Urinary Incontinence – Causes and Treatment

Urinary incontinence

Urinary incontinence is the involuntary loss of urine. It is not a disease in itself, but can be a symptom of many different disease processes.

The functions of the bladder are to store and expel urine under appropriate circumstances. During voiding, the bladder muscle contracts while the sphincter relaxes in a coordinated fashion. The bladder neck and sphincter (valve) prevent urine from leaking.

The main types of urinary incontinence are:

  • Stress urinary incontinence: urine leakage associated with episodes of increased intra-abdominal pressure such as coughing or sneezing.
  • Urge incontinence: characterised by a great desire to urinate, which cannot be suppressed. This is associated with symptoms of urgency and frequency.
  • Overflow incontinence: associated with chronic retention of urine, a weak urine stream and difficulty passing urine.
  • Total incontinence: the continuous leakage of all the urine.

Causes

The causes of urinary incontinence vary depending on the type of incontinence.
In stress urinary incontinence, the continence mechanism cannot deal with raised pressure in the abdomen. This pressure is transmitted onto the bladder, causing urine to leak from the urethra. This may be caused by:

  • In women, hypermobility (excessive mobility)of the bladder neck and urethra, related to the effects of childbirth
  • In females, urethral sphincter (valve mechanism) dysfunction, which may be related to childbirth injury; trauma; radiation; previous surgery to the urethra or bladder neck; or atrophy of the genital tissues related to the menopause
  • In males, stress urinary incontinence may be caused by urethral sphincter (valve mechanism) injury due to prostate surgery; pelvic fracture; radiation or trauma .

Urge incontinence (males and females) is caused by the inability of the bladder to store adequate amounts of urine for long enough between voiding. This may be due to:

  • Detrusor (bladder muscle) instability due to old age; cystitis; radiation; bladder stones; bladder tumours or unknown causes.

→ YOUR TASK
Please say whether each statement agrees with the urinary incontinence text above, answering yes or no and quoting the words of the text that decide it: (a) urinary incontinence is described as a disease in itself; (b) overflow incontinence is associated with chronic retention of urine; (c) in males, stress urinary incontinence may be caused by urethral sphincter injury due to prostate surgery.

→ SUPPLIED MATERIAL
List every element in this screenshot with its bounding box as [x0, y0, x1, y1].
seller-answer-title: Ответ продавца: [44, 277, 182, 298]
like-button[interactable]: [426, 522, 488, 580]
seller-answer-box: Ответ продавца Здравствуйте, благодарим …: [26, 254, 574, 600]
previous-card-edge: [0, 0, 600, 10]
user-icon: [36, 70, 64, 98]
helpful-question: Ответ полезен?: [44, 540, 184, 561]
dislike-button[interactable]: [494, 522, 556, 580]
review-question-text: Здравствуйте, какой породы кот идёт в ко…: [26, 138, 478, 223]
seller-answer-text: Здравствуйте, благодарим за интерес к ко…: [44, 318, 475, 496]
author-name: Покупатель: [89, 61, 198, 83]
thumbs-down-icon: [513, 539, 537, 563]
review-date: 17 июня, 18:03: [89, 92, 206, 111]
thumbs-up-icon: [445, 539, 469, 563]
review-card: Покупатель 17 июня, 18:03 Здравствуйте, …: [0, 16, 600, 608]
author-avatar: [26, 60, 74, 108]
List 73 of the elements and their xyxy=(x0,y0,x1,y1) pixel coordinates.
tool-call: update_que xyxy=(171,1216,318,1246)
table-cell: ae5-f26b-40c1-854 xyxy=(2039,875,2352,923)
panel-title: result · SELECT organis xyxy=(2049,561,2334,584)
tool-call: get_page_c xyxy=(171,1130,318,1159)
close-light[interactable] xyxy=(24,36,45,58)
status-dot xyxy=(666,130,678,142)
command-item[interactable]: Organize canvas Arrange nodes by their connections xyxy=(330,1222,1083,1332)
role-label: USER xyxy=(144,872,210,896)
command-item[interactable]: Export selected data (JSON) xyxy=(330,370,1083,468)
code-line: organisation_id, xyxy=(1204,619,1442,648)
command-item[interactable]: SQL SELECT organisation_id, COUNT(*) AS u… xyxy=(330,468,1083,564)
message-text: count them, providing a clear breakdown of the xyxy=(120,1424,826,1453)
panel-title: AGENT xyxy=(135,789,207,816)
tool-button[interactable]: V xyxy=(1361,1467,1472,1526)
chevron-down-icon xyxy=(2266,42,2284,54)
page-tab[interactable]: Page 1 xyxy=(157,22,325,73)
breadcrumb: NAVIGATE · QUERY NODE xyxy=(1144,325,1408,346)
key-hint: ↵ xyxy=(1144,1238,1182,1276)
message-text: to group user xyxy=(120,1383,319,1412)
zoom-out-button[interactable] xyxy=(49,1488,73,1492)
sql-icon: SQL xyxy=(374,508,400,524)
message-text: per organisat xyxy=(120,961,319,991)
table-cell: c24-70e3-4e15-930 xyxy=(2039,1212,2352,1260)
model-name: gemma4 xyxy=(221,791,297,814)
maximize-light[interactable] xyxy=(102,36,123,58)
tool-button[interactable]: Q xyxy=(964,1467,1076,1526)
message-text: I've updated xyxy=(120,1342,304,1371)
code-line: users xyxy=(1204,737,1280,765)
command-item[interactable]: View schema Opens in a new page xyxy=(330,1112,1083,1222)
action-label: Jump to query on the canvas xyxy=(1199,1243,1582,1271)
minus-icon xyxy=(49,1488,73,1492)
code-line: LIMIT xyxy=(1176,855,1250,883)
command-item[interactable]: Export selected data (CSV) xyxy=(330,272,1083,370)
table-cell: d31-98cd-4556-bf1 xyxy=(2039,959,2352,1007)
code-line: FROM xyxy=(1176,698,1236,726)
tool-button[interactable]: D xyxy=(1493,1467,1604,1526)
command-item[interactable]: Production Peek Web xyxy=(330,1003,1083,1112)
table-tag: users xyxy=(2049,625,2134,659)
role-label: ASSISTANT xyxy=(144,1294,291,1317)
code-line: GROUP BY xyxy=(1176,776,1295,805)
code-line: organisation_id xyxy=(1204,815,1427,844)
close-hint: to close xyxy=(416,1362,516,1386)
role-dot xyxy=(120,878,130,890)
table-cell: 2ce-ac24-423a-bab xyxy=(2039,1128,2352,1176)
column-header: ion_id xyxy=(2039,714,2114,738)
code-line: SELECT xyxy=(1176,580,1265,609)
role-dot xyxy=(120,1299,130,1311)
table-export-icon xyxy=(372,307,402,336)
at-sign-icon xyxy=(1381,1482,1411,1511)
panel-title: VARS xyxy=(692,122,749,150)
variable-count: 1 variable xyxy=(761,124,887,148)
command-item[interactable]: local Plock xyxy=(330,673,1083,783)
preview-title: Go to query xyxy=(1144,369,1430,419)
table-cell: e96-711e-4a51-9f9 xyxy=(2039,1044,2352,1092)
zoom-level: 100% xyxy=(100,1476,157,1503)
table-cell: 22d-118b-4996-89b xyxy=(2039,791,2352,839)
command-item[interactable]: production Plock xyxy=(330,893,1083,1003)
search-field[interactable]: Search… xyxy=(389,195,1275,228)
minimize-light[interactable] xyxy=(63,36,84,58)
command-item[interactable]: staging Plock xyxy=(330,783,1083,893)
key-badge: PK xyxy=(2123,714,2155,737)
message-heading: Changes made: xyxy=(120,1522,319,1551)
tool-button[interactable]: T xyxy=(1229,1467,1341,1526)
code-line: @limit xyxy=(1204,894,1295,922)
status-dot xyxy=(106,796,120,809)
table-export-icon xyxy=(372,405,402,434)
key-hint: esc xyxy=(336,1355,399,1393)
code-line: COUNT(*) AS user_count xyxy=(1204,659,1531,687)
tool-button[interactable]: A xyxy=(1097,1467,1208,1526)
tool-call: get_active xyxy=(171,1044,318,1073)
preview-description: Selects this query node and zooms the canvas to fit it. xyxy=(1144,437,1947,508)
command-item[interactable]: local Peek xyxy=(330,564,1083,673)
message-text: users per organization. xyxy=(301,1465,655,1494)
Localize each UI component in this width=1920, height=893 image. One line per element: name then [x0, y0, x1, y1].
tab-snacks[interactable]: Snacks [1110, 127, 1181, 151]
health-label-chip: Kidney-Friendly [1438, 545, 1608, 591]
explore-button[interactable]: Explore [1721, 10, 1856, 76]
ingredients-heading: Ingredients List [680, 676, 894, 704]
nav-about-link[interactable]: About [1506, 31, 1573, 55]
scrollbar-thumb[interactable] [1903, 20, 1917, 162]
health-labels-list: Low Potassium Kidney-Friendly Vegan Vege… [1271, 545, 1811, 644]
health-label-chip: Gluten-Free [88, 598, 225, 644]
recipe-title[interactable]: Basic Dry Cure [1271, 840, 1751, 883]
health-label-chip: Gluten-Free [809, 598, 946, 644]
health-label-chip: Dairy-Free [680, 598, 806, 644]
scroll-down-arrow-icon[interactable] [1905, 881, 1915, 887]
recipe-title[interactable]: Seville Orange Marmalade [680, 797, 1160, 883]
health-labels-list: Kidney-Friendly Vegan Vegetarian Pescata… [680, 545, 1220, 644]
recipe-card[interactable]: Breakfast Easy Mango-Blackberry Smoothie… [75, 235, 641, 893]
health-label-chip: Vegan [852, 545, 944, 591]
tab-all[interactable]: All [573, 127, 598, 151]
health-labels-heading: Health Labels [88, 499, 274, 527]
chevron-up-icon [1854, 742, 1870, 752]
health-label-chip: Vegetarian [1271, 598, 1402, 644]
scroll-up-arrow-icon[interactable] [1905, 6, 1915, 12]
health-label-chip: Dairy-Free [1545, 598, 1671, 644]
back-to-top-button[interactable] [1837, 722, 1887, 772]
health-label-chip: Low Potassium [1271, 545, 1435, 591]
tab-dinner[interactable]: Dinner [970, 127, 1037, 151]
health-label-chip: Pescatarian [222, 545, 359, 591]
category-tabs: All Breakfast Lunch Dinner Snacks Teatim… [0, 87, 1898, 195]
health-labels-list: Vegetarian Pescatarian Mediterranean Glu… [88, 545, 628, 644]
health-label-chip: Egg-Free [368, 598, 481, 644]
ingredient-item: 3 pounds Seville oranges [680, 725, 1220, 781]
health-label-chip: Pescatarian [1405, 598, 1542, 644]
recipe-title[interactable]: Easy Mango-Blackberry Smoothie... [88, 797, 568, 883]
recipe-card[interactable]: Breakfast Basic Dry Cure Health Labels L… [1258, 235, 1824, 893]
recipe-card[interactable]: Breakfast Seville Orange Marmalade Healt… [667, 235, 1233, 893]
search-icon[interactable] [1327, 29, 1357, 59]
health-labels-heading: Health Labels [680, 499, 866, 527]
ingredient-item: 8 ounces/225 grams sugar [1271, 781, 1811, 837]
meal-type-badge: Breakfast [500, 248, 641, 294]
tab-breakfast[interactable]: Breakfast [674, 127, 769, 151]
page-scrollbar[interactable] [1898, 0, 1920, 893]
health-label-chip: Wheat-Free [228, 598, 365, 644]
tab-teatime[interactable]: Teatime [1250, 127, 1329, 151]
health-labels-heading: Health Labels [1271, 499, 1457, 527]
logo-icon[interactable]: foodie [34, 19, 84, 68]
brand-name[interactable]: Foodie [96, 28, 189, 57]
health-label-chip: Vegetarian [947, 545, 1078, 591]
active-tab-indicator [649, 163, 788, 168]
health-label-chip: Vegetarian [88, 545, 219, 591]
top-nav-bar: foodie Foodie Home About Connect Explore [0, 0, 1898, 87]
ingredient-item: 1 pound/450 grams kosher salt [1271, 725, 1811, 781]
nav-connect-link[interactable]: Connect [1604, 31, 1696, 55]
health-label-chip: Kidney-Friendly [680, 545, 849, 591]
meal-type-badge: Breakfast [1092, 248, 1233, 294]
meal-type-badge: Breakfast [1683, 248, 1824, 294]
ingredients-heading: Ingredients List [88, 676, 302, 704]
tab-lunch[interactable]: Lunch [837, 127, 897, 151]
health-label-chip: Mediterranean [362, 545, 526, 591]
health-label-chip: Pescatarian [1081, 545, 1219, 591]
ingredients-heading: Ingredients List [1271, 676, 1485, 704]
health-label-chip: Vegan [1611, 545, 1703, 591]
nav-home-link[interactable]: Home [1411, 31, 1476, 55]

→ REPLY TO THE EXERCISE
(a) No: "It is not a disease in itself, but can be a symptom of many different disease processes."
(b) Yes: "Overflow incontinence: associated with chronic retention of urine"
(c) Yes: "In males, stress urinary incontinence may be caused by urethral sphincter (valve mechanism) injury due to prostate surgery"